→ **RECORDS FOR PROCESSING**
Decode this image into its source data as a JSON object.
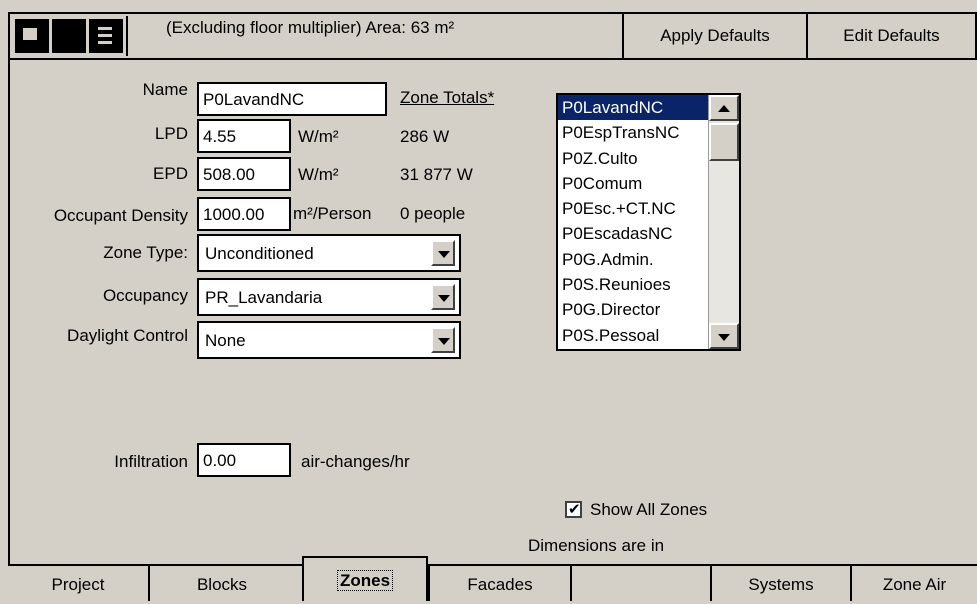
{
  "toolbar": {
    "area_text": "(Excluding floor multiplier) Area: 63 m²",
    "apply_defaults": "Apply Defaults",
    "edit_defaults": "Edit Defaults"
  },
  "form": {
    "name_label": "Name",
    "name_value": "P0LavandNC",
    "zone_totals_label": "Zone Totals*",
    "lpd_label": "LPD",
    "lpd_value": "4.55",
    "lpd_unit": "W/m²",
    "lpd_total": "286 W",
    "epd_label": "EPD",
    "epd_value": "508.00",
    "epd_unit": "W/m²",
    "epd_total": "31 877 W",
    "occ_density_label": "Occupant Density",
    "occ_density_value": "1000.00",
    "occ_density_unit": "m²/Person",
    "occ_total": "0 people",
    "zone_type_label": "Zone Type:",
    "zone_type_value": "Unconditioned",
    "occupancy_label": "Occupancy",
    "occupancy_value": "PR_Lavandaria",
    "daylight_label": "Daylight Control",
    "daylight_value": "None",
    "infiltration_label": "Infiltration",
    "infiltration_value": "0.00",
    "infiltration_unit": "air-changes/hr"
  },
  "zone_list": {
    "items": [
      "P0LavandNC",
      "P0EspTransNC",
      "P0Z.Culto",
      "P0Comum",
      "P0Esc.+CT.NC",
      "P0EscadasNC",
      "P0G.Admin.",
      "P0S.Reunioes",
      "P0G.Director",
      "P0S.Pessoal"
    ],
    "selected_index": 0
  },
  "show_all_zones": {
    "label": "Show All Zones",
    "checked": true
  },
  "dimensions_text": "Dimensions are in",
  "tabs": [
    "Project",
    "Blocks",
    "Zones",
    "Facades",
    "",
    "Systems",
    "Zone Air"
  ],
  "active_tab": "Zones"
}
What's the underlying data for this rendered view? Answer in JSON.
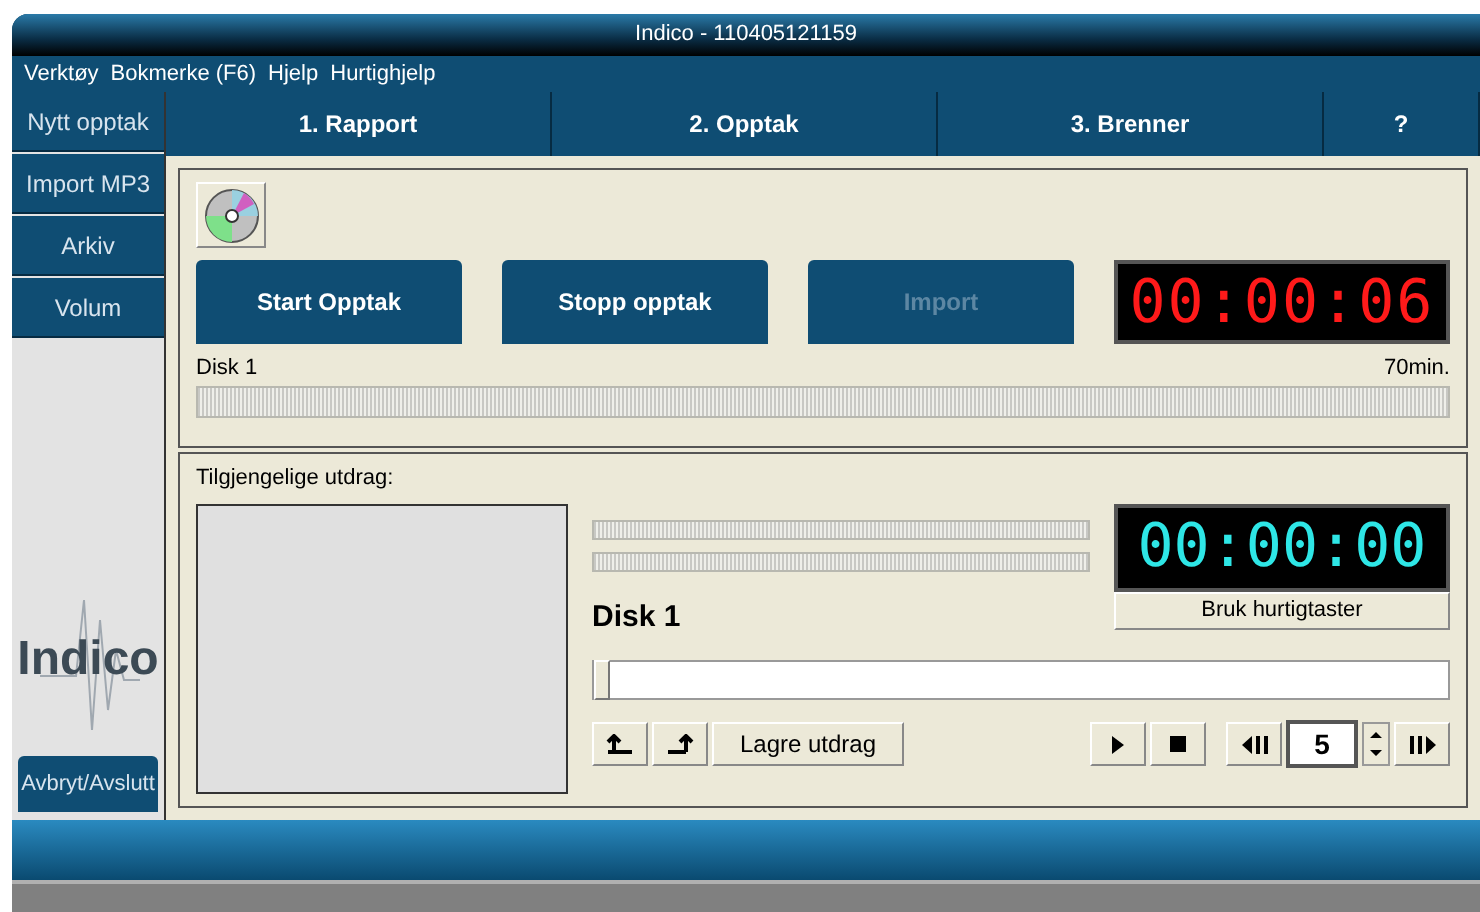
{
  "window": {
    "title": "Indico - 110405121159"
  },
  "menu": [
    "Verktøy",
    "Bokmerke (F6)",
    "Hjelp",
    "Hurtighjelp"
  ],
  "sidebar": {
    "items": [
      "Nytt opptak",
      "Import MP3",
      "Arkiv",
      "Volum"
    ],
    "logo": "Indico",
    "exit_button": "Avbryt/Avslutt"
  },
  "tabs": [
    "1. Rapport",
    "2. Opptak",
    "3. Brenner",
    "?"
  ],
  "recording": {
    "buttons": [
      {
        "label": "Start Opptak",
        "disabled": false
      },
      {
        "label": "Stopp opptak",
        "disabled": false
      },
      {
        "label": "Import",
        "disabled": true
      }
    ],
    "timer": "00:00:06",
    "disk_label": "Disk 1",
    "capacity": "70min."
  },
  "excerpts": {
    "title": "Tilgjengelige utdrag:",
    "disk_label": "Disk 1",
    "timer": "00:00:00",
    "shortcut_button": "Bruk hurtigtaster",
    "position": {
      "level": 0
    },
    "save_button": "Lagre utdrag",
    "step_value": "5"
  }
}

→ **EXERCISE**
Exclude the images, then output the data above word for word.

→ **EXPECTED OUTPUT**
Decode this image into its source data as a JSON object.
{
  "toolbar": {
    "area_text": "(Excluding floor multiplier) Area: 63 m²",
    "apply_defaults": "Apply Defaults",
    "edit_defaults": "Edit Defaults"
  },
  "form": {
    "name_label": "Name",
    "name_value": "P0LavandNC",
    "zone_totals_label": "Zone Totals*",
    "lpd_label": "LPD",
    "lpd_value": "4.55",
    "lpd_unit": "W/m²",
    "lpd_total": "286 W",
    "epd_label": "EPD",
    "epd_value": "508.00",
    "epd_unit": "W/m²",
    "epd_total": "31 877 W",
    "occ_density_label": "Occupant Density",
    "occ_density_value": "1000.00",
    "occ_density_unit": "m²/Person",
    "occ_total": "0 people",
    "zone_type_label": "Zone Type:",
    "zone_type_value": "Unconditioned",
    "occupancy_label": "Occupancy",
    "occupancy_value": "PR_Lavandaria",
    "daylight_label": "Daylight Control",
    "daylight_value": "None",
    "infiltration_label": "Infiltration",
    "infiltration_value": "0.00",
    "infiltration_unit": "air-changes/hr"
  },
  "zone_list": {
    "items": [
      "P0LavandNC",
      "P0EspTransNC",
      "P0Z.Culto",
      "P0Comum",
      "P0Esc.+CT.NC",
      "P0EscadasNC",
      "P0G.Admin.",
      "P0S.Reunioes",
      "P0G.Director",
      "P0S.Pessoal"
    ],
    "selected_index": 0
  },
  "show_all_zones": {
    "label": "Show All Zones",
    "checked": true
  },
  "dimensions_text": "Dimensions are in",
  "tabs": [
    "Project",
    "Blocks",
    "Zones",
    "Facades",
    "",
    "Systems",
    "Zone Air"
  ],
  "active_tab": "Zones"
}
What's the underlying data for this rendered view? Answer in JSON.
{
  "window": {
    "title": "Indico - 110405121159"
  },
  "menu": [
    "Verktøy",
    "Bokmerke (F6)",
    "Hjelp",
    "Hurtighjelp"
  ],
  "sidebar": {
    "items": [
      "Nytt opptak",
      "Import MP3",
      "Arkiv",
      "Volum"
    ],
    "logo": "Indico",
    "exit_button": "Avbryt/Avslutt"
  },
  "tabs": [
    "1. Rapport",
    "2. Opptak",
    "3. Brenner",
    "?"
  ],
  "recording": {
    "buttons": [
      {
        "label": "Start Opptak",
        "disabled": false
      },
      {
        "label": "Stopp opptak",
        "disabled": false
      },
      {
        "label": "Import",
        "disabled": true
      }
    ],
    "timer": "00:00:06",
    "disk_label": "Disk 1",
    "capacity": "70min."
  },
  "excerpts": {
    "title": "Tilgjengelige utdrag:",
    "disk_label": "Disk 1",
    "timer": "00:00:00",
    "shortcut_button": "Bruk hurtigtaster",
    "position": {
      "level": 0
    },
    "save_button": "Lagre utdrag",
    "step_value": "5"
  }
}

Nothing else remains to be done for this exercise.